** What you will do **
Copy the data below exactly, omitting any picture it contains.

[Items from a figure collection]
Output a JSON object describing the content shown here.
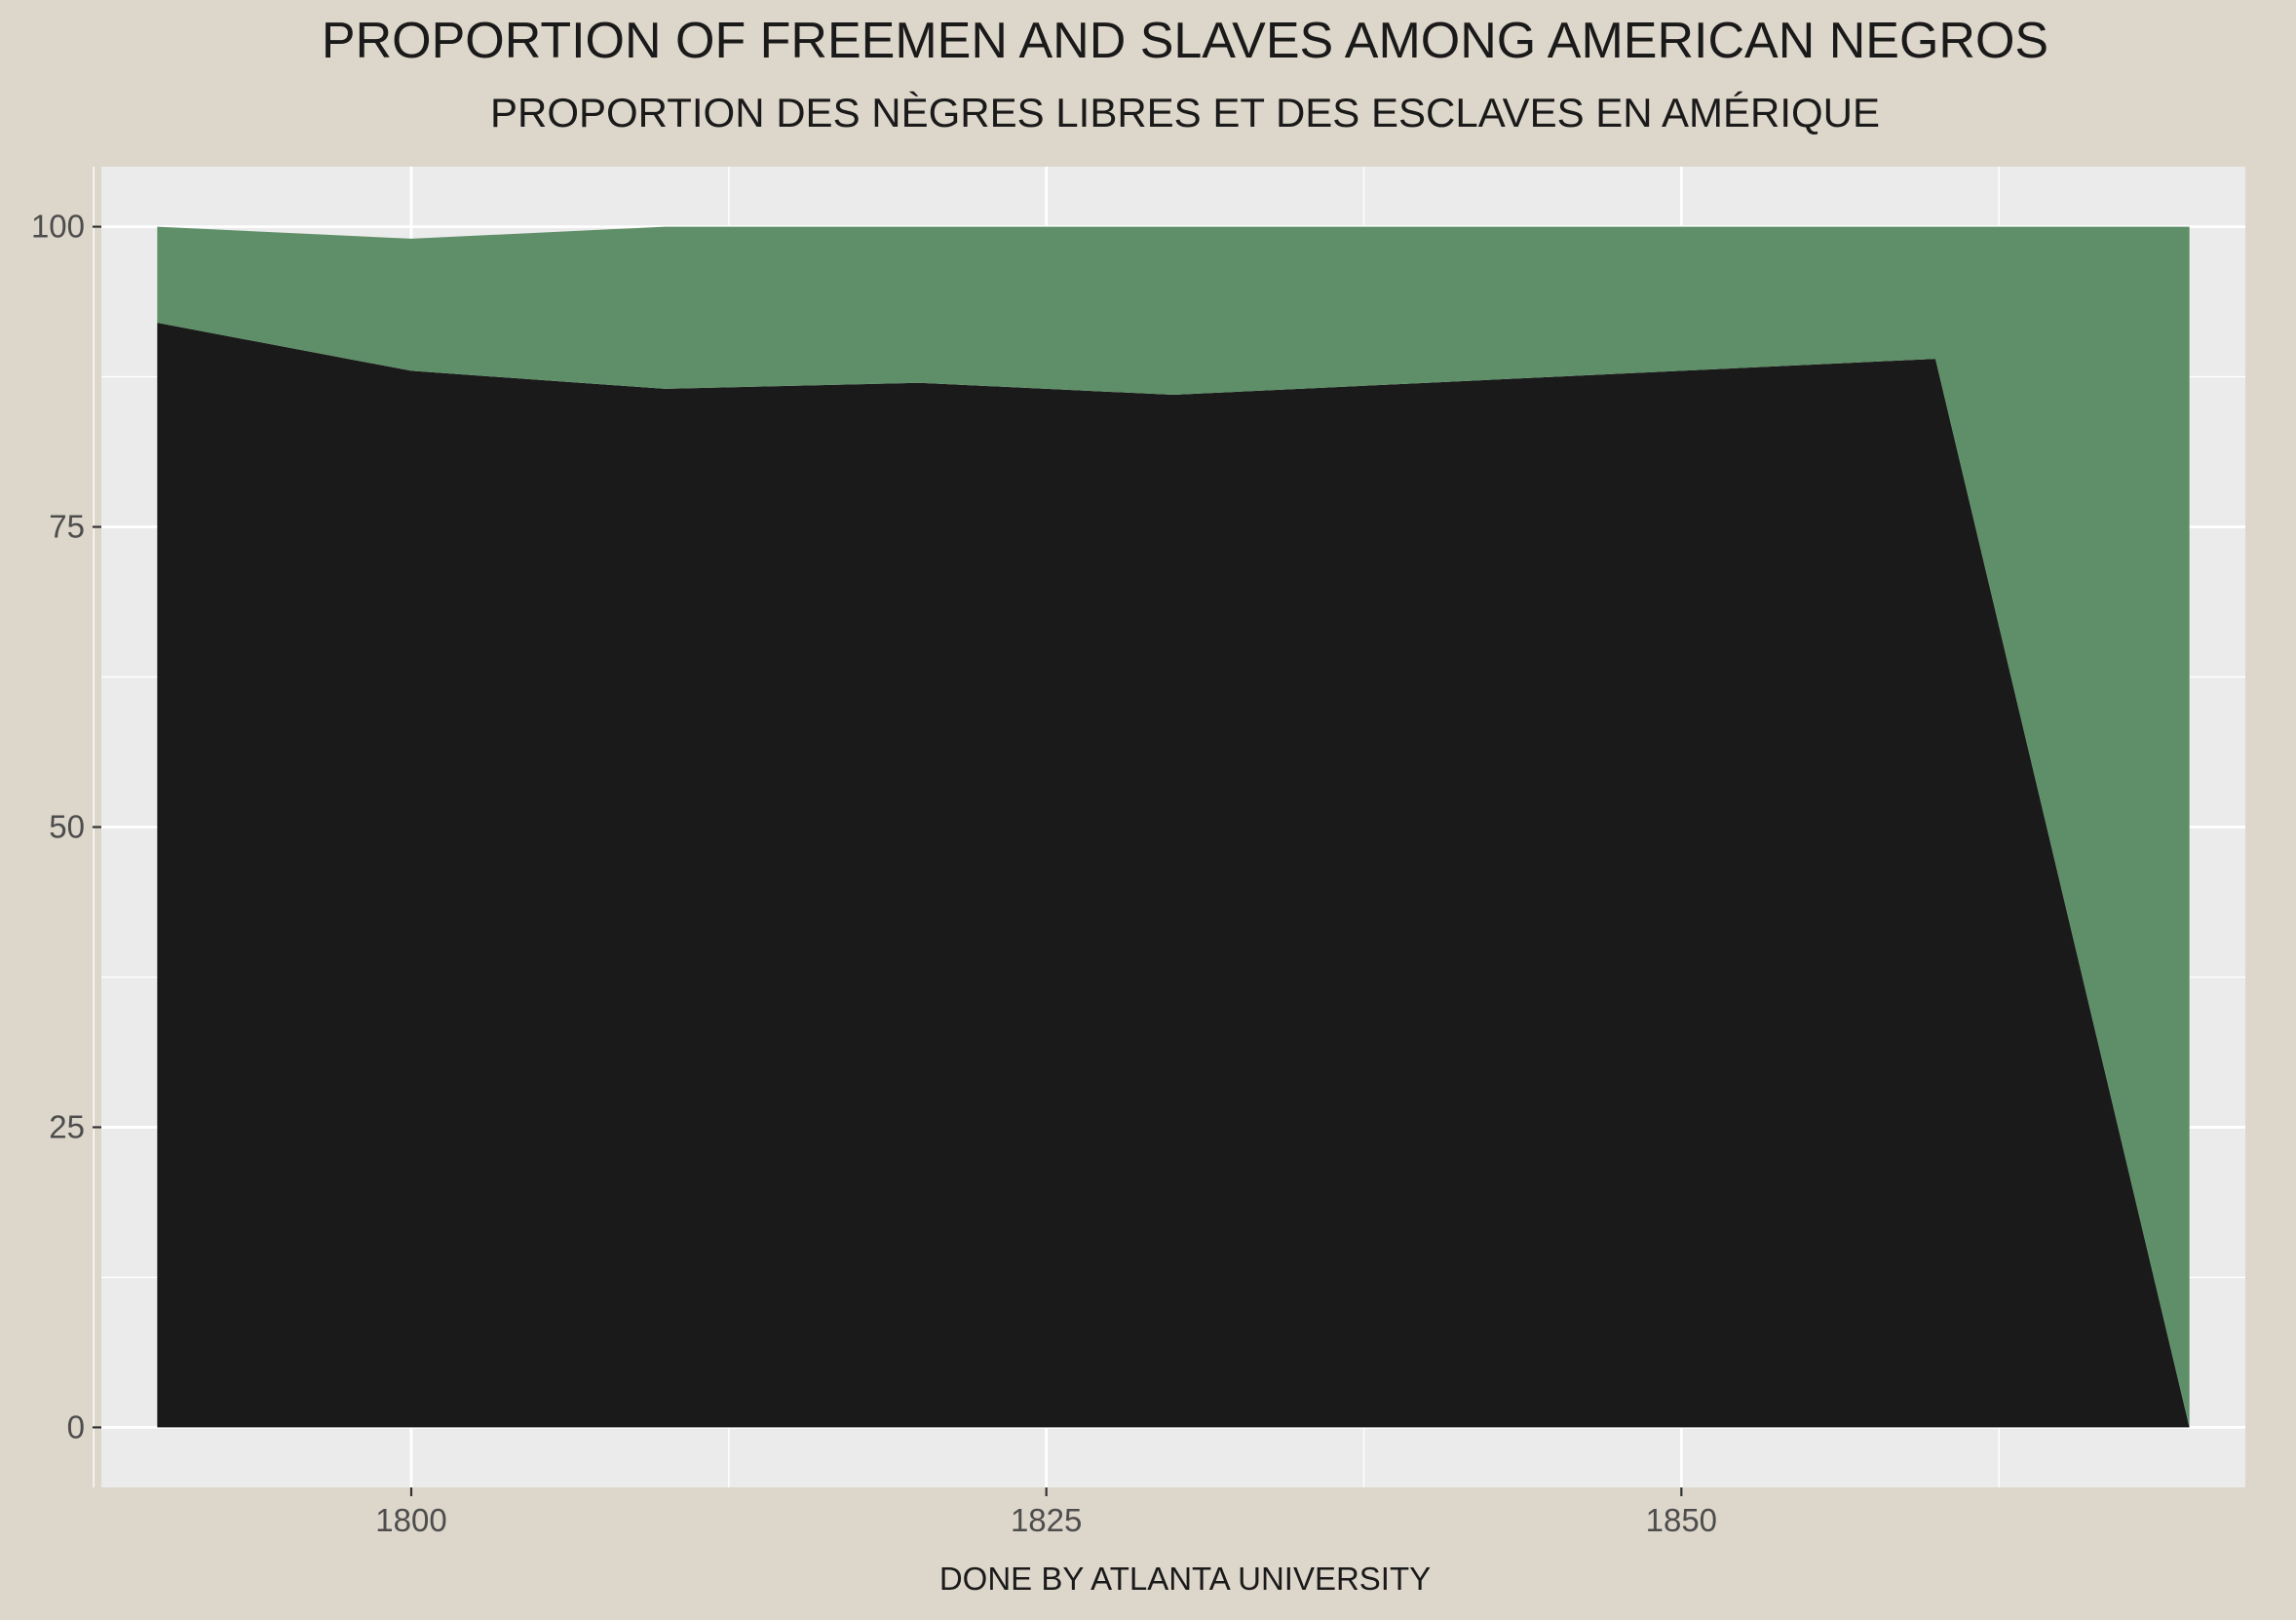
{
  "chart_data": {
    "type": "area",
    "title": "PROPORTION OF FREEMEN AND SLAVES AMONG AMERICAN NEGROS",
    "subtitle": "PROPORTION DES NÈGRES LIBRES ET DES ESCLAVES EN AMÉRIQUE",
    "xlabel": "DONE BY ATLANTA UNIVERSITY",
    "ylabel": "",
    "stacked": true,
    "x": [
      1790,
      1800,
      1810,
      1820,
      1830,
      1840,
      1850,
      1860,
      1870
    ],
    "series": [
      {
        "values": [
          92,
          88,
          86.5,
          87,
          86,
          87,
          88,
          89,
          0
        ],
        "color": "#1A1A1A"
      },
      {
        "values": [
          8,
          11,
          13.5,
          13,
          14,
          13,
          12,
          11,
          100
        ],
        "color": "#5F8F68"
      }
    ],
    "xlim": [
      1787.8,
      1872.2
    ],
    "ylim": [
      -5,
      105
    ],
    "x_ticks": [
      1800,
      1825,
      1850
    ],
    "x_tick_labels": [
      "1800",
      "1825",
      "1850"
    ],
    "x_minor_ticks": [
      1787.5,
      1812.5,
      1837.5,
      1862.5
    ],
    "y_ticks": [
      0,
      25,
      50,
      75,
      100
    ],
    "y_tick_labels": [
      "0",
      "25",
      "50",
      "75",
      "100"
    ],
    "y_minor_ticks": [
      12.5,
      37.5,
      62.5,
      87.5
    ],
    "grid": true,
    "legend": "none",
    "background_color": "#DDD6CA",
    "panel_color": "#EBEBEB",
    "grid_color": "#FFFFFF",
    "tick_text_color": "#4D4D4D",
    "title_color": "#1A1A1A"
  }
}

** Written response **
Output a JSON object describing the content shown here.
{
  "chart_data": {
    "type": "area",
    "title": "PROPORTION OF FREEMEN AND SLAVES AMONG AMERICAN NEGROS",
    "subtitle": "PROPORTION DES NÈGRES LIBRES ET DES ESCLAVES EN AMÉRIQUE",
    "xlabel": "DONE BY ATLANTA UNIVERSITY",
    "ylabel": "",
    "stacked": true,
    "x": [
      1790,
      1800,
      1810,
      1820,
      1830,
      1840,
      1850,
      1860,
      1870
    ],
    "series": [
      {
        "values": [
          92,
          88,
          86.5,
          87,
          86,
          87,
          88,
          89,
          0
        ],
        "color": "#1A1A1A"
      },
      {
        "values": [
          8,
          11,
          13.5,
          13,
          14,
          13,
          12,
          11,
          100
        ],
        "color": "#5F8F68"
      }
    ],
    "xlim": [
      1787.8,
      1872.2
    ],
    "ylim": [
      -5,
      105
    ],
    "x_ticks": [
      1800,
      1825,
      1850
    ],
    "x_tick_labels": [
      "1800",
      "1825",
      "1850"
    ],
    "x_minor_ticks": [
      1787.5,
      1812.5,
      1837.5,
      1862.5
    ],
    "y_ticks": [
      0,
      25,
      50,
      75,
      100
    ],
    "y_tick_labels": [
      "0",
      "25",
      "50",
      "75",
      "100"
    ],
    "y_minor_ticks": [
      12.5,
      37.5,
      62.5,
      87.5
    ],
    "grid": true,
    "legend": "none",
    "background_color": "#DDD6CA",
    "panel_color": "#EBEBEB",
    "grid_color": "#FFFFFF",
    "tick_text_color": "#4D4D4D",
    "title_color": "#1A1A1A"
  }
}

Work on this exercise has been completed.